═══ Given passage

John Stanton Ward CBE RA NEAC RWS RP (10 October 1917 – 13 June 2007) was an English portrait artist, landscape painter and illustrator. He was elected a member of the NEAC in 1951.
John Ward was born in Hereford, where his father, Russell Stanton Ward, ran an antique shop and restored paintings. He was the youngest in a family of seven children, living in a flat above the shop. His father died when he was young. He was educated at St Owen's School in Hereford, and then from 1932 to 1936 at the small Hereford School of Arts and Crafts. With financial support from the Principal, Sir William Rothenstein, he won a place at the Royal College of Art in London in 1936, where he studied under Gilbert Spencer, Barnett Freedman, Percy Horton, Charles Mahoney and Alan Sorrell, winning the prize for drawing.
Drawing of Cathedral (c. 1990s) by John Ward
He served in the Royal Engineers in the Second World War from 1939, and used his drawing skills to design pillboxes in Kent. He was posted to Belgium after the war, where he met his future wife Alison Williams in Ghent. He was demobbed in 1946, and returned to the Royal College of Art for one year, winning its travelling scholarship in 1947.
He drew illustrations for guides to Herefordshire and North Yorkshire. Finding that a Hereford Art School colleague was now Art Editor at Vogue, he obtained commissions to draw illustrations for the magazine from 1948 to 1952. He married Alison in 1950, and moved to Bilting Court – a Tudor house near Ashford, Kent – in 1954.
He taught at Wimbledon School of Art, and his volume of work and income expanded as his reputation and connections grew. He exhibited at Agnews Gallery, and at the Maas Gallery. He drew illustrations for Laurie Lee's ‘Cider with Rosie’ (1959), H. E. Bates's ‘The Darling Buds of May’ (1958) and ‘An Autobiography’ (1969–72) and for Joyce Grenfell's ‘George, Don't Do That’ (1977).
He made illustrations for a number of large companies - BP, Shell, Whitbread. He undertook portraits of royalty, cabinet ministers, city businessmen, and celebrities: Joyce Grenfell, Sir Michael Adeane, Sir Roger Bannister, Lord Denning, Norman Parkinson and Sir Arthur Norrington, and for members of the Society of Dilettanti and of Annabel's.

══════
═══ Data block

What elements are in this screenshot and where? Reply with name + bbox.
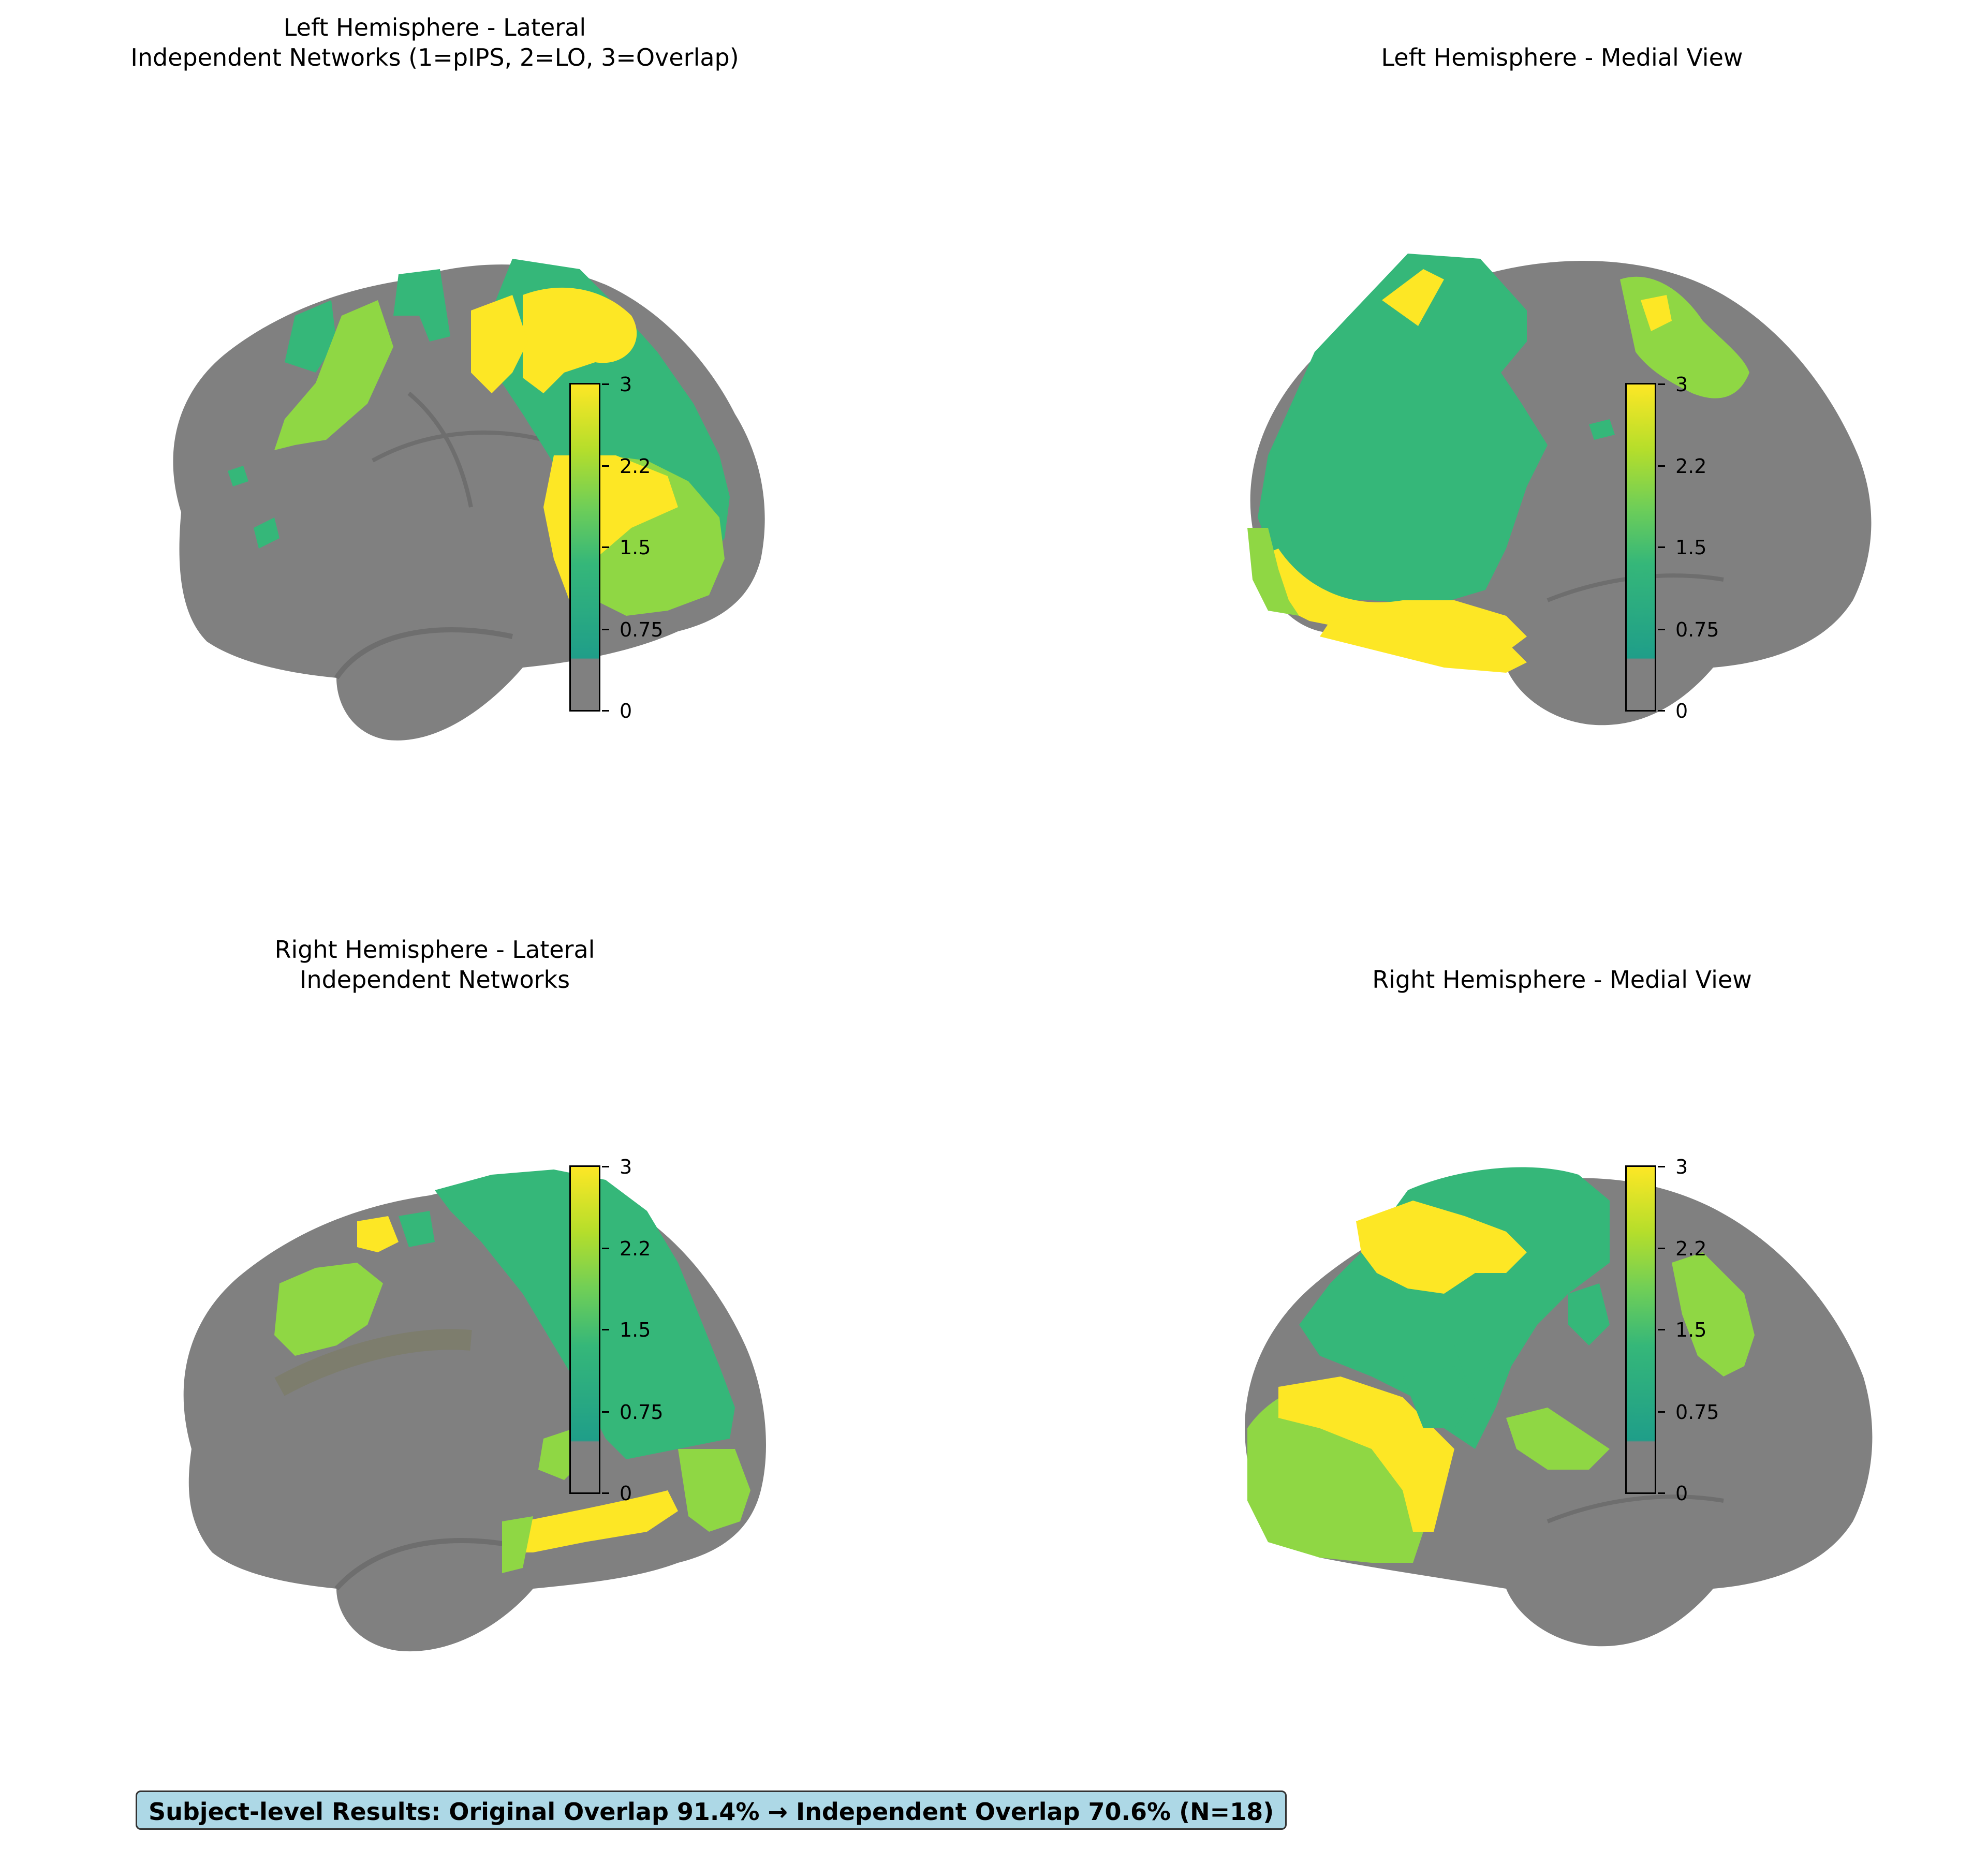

══════

#### Work instructions:
1. Write out the stretch of the John Ward biography from "He drew illustrations for guides" through "Kent – in 1954.".
2. Using the John Ward biography, name everyone he studied under at the Royal College of Art.
The material above is separate from the John Ward biography.

#### Worked solutions:
1.
He drew illustrations for guides to Herefordshire and North Yorkshire. Finding that a Hereford Art School colleague was now Art Editor at Vogue, he obtained commissions to draw illustrations for the magazine from 1948 to 1952. He married Alison in 1950, and moved to Bilting Court – a Tudor house near Ashford, Kent – in 1954.

2. Gilbert Spencer, Barnett Freedman, Percy Horton, Charles Mahoney, Alan Sorrell